**** Data to process

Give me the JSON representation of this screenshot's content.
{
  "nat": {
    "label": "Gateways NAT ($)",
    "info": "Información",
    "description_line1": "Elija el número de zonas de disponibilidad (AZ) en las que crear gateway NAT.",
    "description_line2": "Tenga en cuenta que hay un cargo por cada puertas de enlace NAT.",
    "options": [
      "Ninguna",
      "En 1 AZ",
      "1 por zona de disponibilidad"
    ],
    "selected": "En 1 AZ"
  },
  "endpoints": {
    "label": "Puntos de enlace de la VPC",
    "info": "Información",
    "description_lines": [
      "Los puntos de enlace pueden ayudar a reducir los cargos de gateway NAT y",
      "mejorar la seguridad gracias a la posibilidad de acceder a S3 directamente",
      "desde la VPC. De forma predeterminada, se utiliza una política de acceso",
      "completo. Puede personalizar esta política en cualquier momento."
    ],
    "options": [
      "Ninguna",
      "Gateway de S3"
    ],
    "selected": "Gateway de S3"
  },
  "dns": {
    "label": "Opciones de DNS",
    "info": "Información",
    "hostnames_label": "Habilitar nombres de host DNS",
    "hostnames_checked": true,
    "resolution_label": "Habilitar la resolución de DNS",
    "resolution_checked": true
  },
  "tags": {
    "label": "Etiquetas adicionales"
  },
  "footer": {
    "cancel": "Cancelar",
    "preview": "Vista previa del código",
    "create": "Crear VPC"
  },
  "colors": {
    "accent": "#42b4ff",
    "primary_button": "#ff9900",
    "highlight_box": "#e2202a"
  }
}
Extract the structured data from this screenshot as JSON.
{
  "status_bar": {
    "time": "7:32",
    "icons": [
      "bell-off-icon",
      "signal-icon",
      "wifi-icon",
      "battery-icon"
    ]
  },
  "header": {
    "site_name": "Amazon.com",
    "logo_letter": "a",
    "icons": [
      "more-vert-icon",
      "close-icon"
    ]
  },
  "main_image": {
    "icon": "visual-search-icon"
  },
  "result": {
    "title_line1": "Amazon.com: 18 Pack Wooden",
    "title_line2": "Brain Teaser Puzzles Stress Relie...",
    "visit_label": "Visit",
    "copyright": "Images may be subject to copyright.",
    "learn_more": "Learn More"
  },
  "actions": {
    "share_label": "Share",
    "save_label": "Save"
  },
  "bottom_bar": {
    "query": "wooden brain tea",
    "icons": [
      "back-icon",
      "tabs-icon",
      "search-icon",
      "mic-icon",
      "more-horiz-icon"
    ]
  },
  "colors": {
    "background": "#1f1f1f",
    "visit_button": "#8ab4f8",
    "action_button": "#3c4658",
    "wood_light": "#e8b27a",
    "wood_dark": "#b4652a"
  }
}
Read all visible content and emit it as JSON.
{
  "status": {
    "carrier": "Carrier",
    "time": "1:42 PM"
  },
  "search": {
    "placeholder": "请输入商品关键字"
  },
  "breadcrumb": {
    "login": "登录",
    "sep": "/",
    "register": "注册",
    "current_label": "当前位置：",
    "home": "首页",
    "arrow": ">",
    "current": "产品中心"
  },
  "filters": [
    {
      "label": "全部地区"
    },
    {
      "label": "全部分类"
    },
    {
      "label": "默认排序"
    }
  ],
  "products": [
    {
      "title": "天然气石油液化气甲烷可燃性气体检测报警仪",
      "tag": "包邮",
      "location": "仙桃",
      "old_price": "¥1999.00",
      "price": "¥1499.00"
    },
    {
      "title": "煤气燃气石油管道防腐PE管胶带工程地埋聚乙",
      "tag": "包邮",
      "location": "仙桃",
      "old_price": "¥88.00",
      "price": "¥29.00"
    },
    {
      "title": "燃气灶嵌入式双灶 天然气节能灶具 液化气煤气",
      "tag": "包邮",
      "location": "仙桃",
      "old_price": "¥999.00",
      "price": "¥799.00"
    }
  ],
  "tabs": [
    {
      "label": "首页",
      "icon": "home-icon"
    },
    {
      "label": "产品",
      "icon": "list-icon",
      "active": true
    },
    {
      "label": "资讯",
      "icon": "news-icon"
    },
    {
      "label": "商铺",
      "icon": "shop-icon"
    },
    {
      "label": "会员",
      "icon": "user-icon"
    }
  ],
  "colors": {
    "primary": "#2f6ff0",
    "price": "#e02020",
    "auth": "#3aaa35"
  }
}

********

What is needed – Retype all the records, matching them exactly.

Output of the exercise –
Give me the JSON representation of this screenshot's content.
{
  "nat": {
    "label": "Gateways NAT ($)",
    "info": "Información",
    "description_line1": "Elija el número de zonas de disponibilidad (AZ) en las que crear gateway NAT.",
    "description_line2": "Tenga en cuenta que hay un cargo por cada puertas de enlace NAT.",
    "options": [
      "Ninguna",
      "En 1 AZ",
      "1 por zona de disponibilidad"
    ],
    "selected": "En 1 AZ"
  },
  "endpoints": {
    "label": "Puntos de enlace de la VPC",
    "info": "Información",
    "description_lines": [
      "Los puntos de enlace pueden ayudar a reducir los cargos de gateway NAT y",
      "mejorar la seguridad gracias a la posibilidad de acceder a S3 directamente",
      "desde la VPC. De forma predeterminada, se utiliza una política de acceso",
      "completo. Puede personalizar esta política en cualquier momento."
    ],
    "options": [
      "Ninguna",
      "Gateway de S3"
    ],
    "selected": "Gateway de S3"
  },
  "dns": {
    "label": "Opciones de DNS",
    "info": "Información",
    "hostnames_label": "Habilitar nombres de host DNS",
    "hostnames_checked": true,
    "resolution_label": "Habilitar la resolución de DNS",
    "resolution_checked": true
  },
  "tags": {
    "label": "Etiquetas adicionales"
  },
  "footer": {
    "cancel": "Cancelar",
    "preview": "Vista previa del código",
    "create": "Crear VPC"
  },
  "colors": {
    "accent": "#42b4ff",
    "primary_button": "#ff9900",
    "highlight_box": "#e2202a"
  }
}
Extract the structured data from this screenshot as JSON.
{
  "status_bar": {
    "time": "7:32",
    "icons": [
      "bell-off-icon",
      "signal-icon",
      "wifi-icon",
      "battery-icon"
    ]
  },
  "header": {
    "site_name": "Amazon.com",
    "logo_letter": "a",
    "icons": [
      "more-vert-icon",
      "close-icon"
    ]
  },
  "main_image": {
    "icon": "visual-search-icon"
  },
  "result": {
    "title_line1": "Amazon.com: 18 Pack Wooden",
    "title_line2": "Brain Teaser Puzzles Stress Relie...",
    "visit_label": "Visit",
    "copyright": "Images may be subject to copyright.",
    "learn_more": "Learn More"
  },
  "actions": {
    "share_label": "Share",
    "save_label": "Save"
  },
  "bottom_bar": {
    "query": "wooden brain tea",
    "icons": [
      "back-icon",
      "tabs-icon",
      "search-icon",
      "mic-icon",
      "more-horiz-icon"
    ]
  },
  "colors": {
    "background": "#1f1f1f",
    "visit_button": "#8ab4f8",
    "action_button": "#3c4658",
    "wood_light": "#e8b27a",
    "wood_dark": "#b4652a"
  }
}
Read all visible content and emit it as JSON.
{
  "status": {
    "carrier": "Carrier",
    "time": "1:42 PM"
  },
  "search": {
    "placeholder": "请输入商品关键字"
  },
  "breadcrumb": {
    "login": "登录",
    "sep": "/",
    "register": "注册",
    "current_label": "当前位置：",
    "home": "首页",
    "arrow": ">",
    "current": "产品中心"
  },
  "filters": [
    {
      "label": "全部地区"
    },
    {
      "label": "全部分类"
    },
    {
      "label": "默认排序"
    }
  ],
  "products": [
    {
      "title": "天然气石油液化气甲烷可燃性气体检测报警仪",
      "tag": "包邮",
      "location": "仙桃",
      "old_price": "¥1999.00",
      "price": "¥1499.00"
    },
    {
      "title": "煤气燃气石油管道防腐PE管胶带工程地埋聚乙",
      "tag": "包邮",
      "location": "仙桃",
      "old_price": "¥88.00",
      "price": "¥29.00"
    },
    {
      "title": "燃气灶嵌入式双灶 天然气节能灶具 液化气煤气",
      "tag": "包邮",
      "location": "仙桃",
      "old_price": "¥999.00",
      "price": "¥799.00"
    }
  ],
  "tabs": [
    {
      "label": "首页",
      "icon": "home-icon"
    },
    {
      "label": "产品",
      "icon": "list-icon",
      "active": true
    },
    {
      "label": "资讯",
      "icon": "news-icon"
    },
    {
      "label": "商铺",
      "icon": "shop-icon"
    },
    {
      "label": "会员",
      "icon": "user-icon"
    }
  ],
  "colors": {
    "primary": "#2f6ff0",
    "price": "#e02020",
    "auth": "#3aaa35"
  }
}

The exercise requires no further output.